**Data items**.
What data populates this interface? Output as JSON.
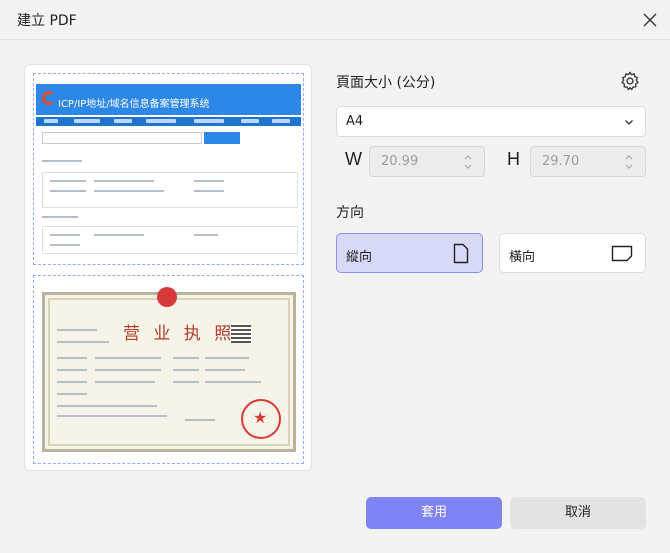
{
  "dialog": {
    "title": "建立 PDF"
  },
  "preview": {
    "page1": {
      "site_title": "ICP/IP地址/域名信息备案管理系统"
    },
    "page2": {
      "certificate_title": "营 业 执 照"
    }
  },
  "page_size": {
    "heading": "頁面大小 (公分)",
    "selected": "A4",
    "width_label": "W",
    "width_value": "20.99",
    "height_label": "H",
    "height_value": "29.70"
  },
  "orientation": {
    "heading": "方向",
    "portrait_label": "縱向",
    "landscape_label": "橫向",
    "selected": "portrait"
  },
  "buttons": {
    "apply": "套用",
    "cancel": "取消"
  },
  "colors": {
    "accent": "#7f83f3",
    "selected_bg": "#d8d9f7",
    "selected_border": "#8c8fed"
  }
}
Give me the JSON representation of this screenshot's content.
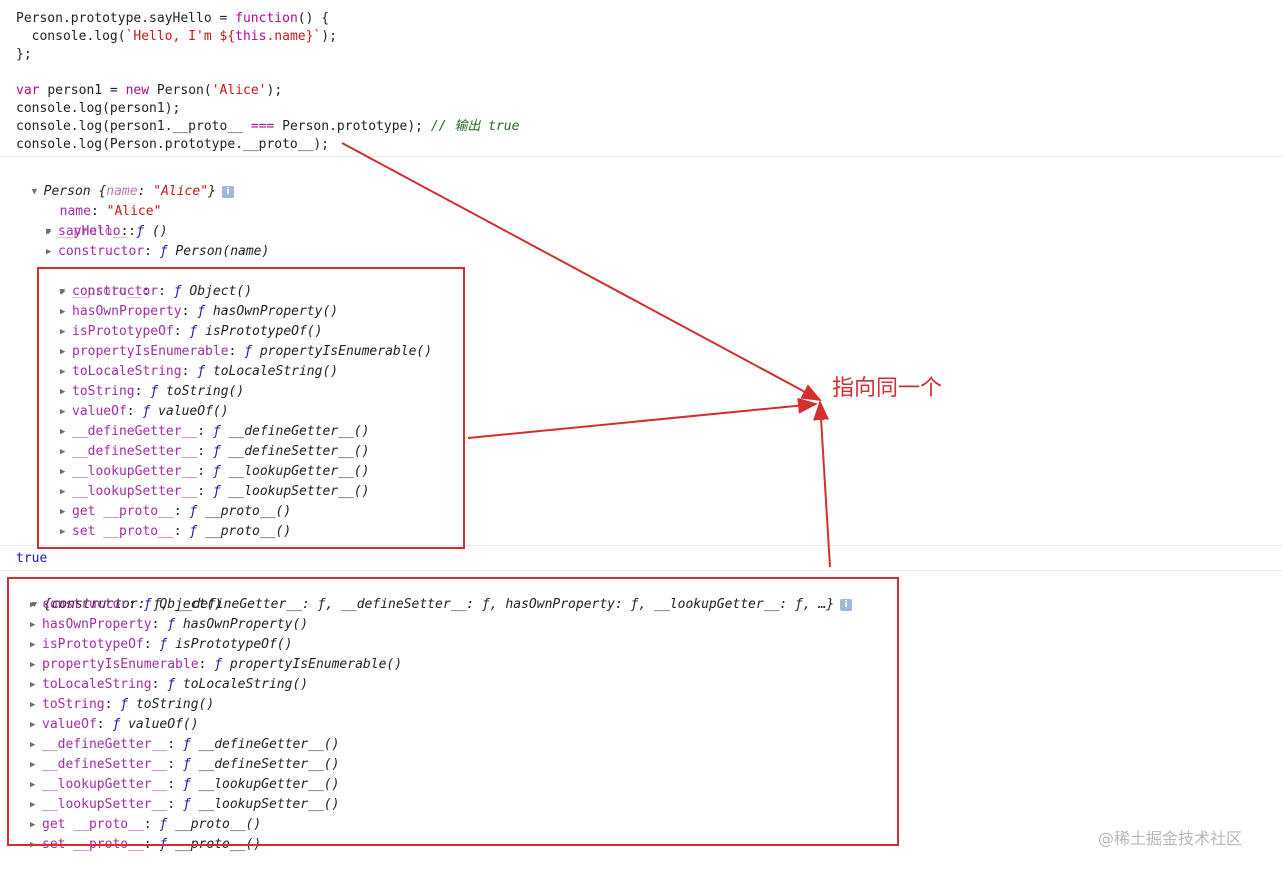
{
  "code": {
    "lines": [
      [
        {
          "t": "Person.prototype.sayHello = "
        },
        {
          "t": "function",
          "c": "kw"
        },
        {
          "t": "() {"
        }
      ],
      [
        {
          "t": "  console.log("
        },
        {
          "t": "`Hello, I'm ${",
          "c": "str"
        },
        {
          "t": "this",
          "c": "kw"
        },
        {
          "t": ".name}`",
          "c": "str"
        },
        {
          "t": ");"
        }
      ],
      [
        {
          "t": "};"
        }
      ],
      [
        {
          "t": ""
        }
      ],
      [
        {
          "t": "var ",
          "c": "kw"
        },
        {
          "t": "person1 = "
        },
        {
          "t": "new ",
          "c": "kw"
        },
        {
          "t": "Person("
        },
        {
          "t": "'Alice'",
          "c": "str"
        },
        {
          "t": ");"
        }
      ],
      [
        {
          "t": "console.log(person1);"
        }
      ],
      [
        {
          "t": "console.log(person1.__proto__ "
        },
        {
          "t": "===",
          "c": "kw"
        },
        {
          "t": " Person.prototype); "
        },
        {
          "t": "// 输出 true",
          "c": "cmt"
        }
      ],
      [
        {
          "t": "console.log(Person.prototype.__proto__);"
        }
      ]
    ]
  },
  "console": {
    "person_header": {
      "name": "Person",
      "summary_key": "name",
      "summary_value": "\"Alice\""
    },
    "name_prop": {
      "key": "name",
      "value": "\"Alice\""
    },
    "proto_label": "__proto__",
    "proto_items": [
      {
        "key": "sayHello",
        "value": "()"
      },
      {
        "key": "constructor",
        "value": "Person(name)"
      }
    ],
    "object_methods": [
      {
        "key": "constructor",
        "value": "Object()"
      },
      {
        "key": "hasOwnProperty",
        "value": "hasOwnProperty()"
      },
      {
        "key": "isPrototypeOf",
        "value": "isPrototypeOf()"
      },
      {
        "key": "propertyIsEnumerable",
        "value": "propertyIsEnumerable()"
      },
      {
        "key": "toLocaleString",
        "value": "toLocaleString()"
      },
      {
        "key": "toString",
        "value": "toString()"
      },
      {
        "key": "valueOf",
        "value": "valueOf()"
      },
      {
        "key": "__defineGetter__",
        "value": "__defineGetter__()"
      },
      {
        "key": "__defineSetter__",
        "value": "__defineSetter__()"
      },
      {
        "key": "__lookupGetter__",
        "value": "__lookupGetter__()"
      },
      {
        "key": "__lookupSetter__",
        "value": "__lookupSetter__()"
      },
      {
        "key": "get __proto__",
        "value": "__proto__()"
      },
      {
        "key": "set __proto__",
        "value": "__proto__()"
      }
    ],
    "true_output": "true",
    "object_summary": "{constructor: ƒ, __defineGetter__: ƒ, __defineSetter__: ƒ, hasOwnProperty: ƒ, __lookupGetter__: ƒ, …}",
    "fn_symbol": "ƒ",
    "info_symbol": "i"
  },
  "annotation": {
    "text": "指向同一个",
    "color": "#d32f2f"
  },
  "watermark": "@稀土掘金技术社区"
}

**What to produce**.
Look through the records and count each line that holds "toLocaleString". Write only the total.

**Task output**.
2